▽

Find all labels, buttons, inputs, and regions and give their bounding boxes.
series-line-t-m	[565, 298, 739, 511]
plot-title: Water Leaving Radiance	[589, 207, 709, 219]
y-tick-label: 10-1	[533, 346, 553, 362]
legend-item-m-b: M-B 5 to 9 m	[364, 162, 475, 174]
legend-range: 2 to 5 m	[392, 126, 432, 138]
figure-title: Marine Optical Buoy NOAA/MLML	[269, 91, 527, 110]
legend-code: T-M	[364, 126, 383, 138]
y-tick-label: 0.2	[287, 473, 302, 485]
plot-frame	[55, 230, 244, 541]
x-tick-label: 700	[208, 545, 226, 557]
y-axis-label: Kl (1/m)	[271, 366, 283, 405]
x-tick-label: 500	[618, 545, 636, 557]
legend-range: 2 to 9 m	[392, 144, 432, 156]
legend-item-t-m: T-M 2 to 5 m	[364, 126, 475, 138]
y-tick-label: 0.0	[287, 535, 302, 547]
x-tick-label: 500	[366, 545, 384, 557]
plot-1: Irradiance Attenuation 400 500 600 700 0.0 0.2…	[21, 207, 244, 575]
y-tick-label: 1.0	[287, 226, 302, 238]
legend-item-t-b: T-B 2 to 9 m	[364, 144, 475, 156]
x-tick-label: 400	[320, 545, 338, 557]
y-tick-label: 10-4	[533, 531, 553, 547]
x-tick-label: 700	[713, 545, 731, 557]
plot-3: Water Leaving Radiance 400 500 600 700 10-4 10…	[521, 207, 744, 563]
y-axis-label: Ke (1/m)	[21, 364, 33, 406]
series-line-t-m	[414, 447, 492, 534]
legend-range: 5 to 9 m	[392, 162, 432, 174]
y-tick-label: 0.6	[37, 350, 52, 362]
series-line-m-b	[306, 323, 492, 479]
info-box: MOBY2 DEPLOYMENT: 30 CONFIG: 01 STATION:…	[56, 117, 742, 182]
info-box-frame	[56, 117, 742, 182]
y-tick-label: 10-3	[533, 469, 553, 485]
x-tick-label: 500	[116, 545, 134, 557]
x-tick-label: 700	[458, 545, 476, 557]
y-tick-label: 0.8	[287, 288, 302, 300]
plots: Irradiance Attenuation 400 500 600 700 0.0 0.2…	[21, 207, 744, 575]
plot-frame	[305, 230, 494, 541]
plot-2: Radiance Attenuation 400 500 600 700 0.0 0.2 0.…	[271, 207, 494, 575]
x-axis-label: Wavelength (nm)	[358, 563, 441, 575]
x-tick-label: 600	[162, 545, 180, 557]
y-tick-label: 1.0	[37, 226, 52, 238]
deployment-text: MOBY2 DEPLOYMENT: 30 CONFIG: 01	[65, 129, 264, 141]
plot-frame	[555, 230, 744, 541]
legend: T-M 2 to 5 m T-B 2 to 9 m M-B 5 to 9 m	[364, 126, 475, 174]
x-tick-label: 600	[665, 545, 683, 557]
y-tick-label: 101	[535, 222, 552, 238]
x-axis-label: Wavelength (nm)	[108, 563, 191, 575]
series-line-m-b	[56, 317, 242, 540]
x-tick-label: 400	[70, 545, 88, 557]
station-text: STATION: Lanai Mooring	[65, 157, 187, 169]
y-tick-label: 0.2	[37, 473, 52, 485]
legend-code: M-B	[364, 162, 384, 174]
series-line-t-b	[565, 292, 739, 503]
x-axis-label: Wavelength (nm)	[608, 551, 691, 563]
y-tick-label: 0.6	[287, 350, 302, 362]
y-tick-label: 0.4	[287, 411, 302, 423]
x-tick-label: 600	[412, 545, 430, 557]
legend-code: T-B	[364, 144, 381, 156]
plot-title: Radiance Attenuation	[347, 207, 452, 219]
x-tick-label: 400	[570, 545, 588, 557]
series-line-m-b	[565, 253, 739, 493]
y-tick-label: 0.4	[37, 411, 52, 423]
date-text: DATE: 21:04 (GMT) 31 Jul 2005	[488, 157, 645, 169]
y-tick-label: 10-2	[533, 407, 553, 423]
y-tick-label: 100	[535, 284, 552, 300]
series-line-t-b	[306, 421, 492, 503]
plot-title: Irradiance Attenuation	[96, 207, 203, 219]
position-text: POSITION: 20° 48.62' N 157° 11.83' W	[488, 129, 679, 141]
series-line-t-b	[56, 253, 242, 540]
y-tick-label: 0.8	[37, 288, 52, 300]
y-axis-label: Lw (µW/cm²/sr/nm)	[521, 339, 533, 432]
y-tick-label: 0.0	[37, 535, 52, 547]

△

Task goal:
Can you copy out every line of the records, unchanged, from the first line up to and including the line that contains "545, 636, 557]"?

Solution to the exercise:
Find all labels, buttons, inputs, and regions and give their bounding boxes.
series-line-t-m	[565, 298, 739, 511]
plot-title: Water Leaving Radiance	[589, 207, 709, 219]
y-tick-label: 10-1	[533, 346, 553, 362]
legend-item-m-b: M-B 5 to 9 m	[364, 162, 475, 174]
legend-range: 2 to 5 m	[392, 126, 432, 138]
figure-title: Marine Optical Buoy NOAA/MLML	[269, 91, 527, 110]
legend-code: T-M	[364, 126, 383, 138]
y-tick-label: 0.2	[287, 473, 302, 485]
plot-frame	[55, 230, 244, 541]
x-tick-label: 700	[208, 545, 226, 557]
y-axis-label: Kl (1/m)	[271, 366, 283, 405]
x-tick-label: 500	[618, 545, 636, 557]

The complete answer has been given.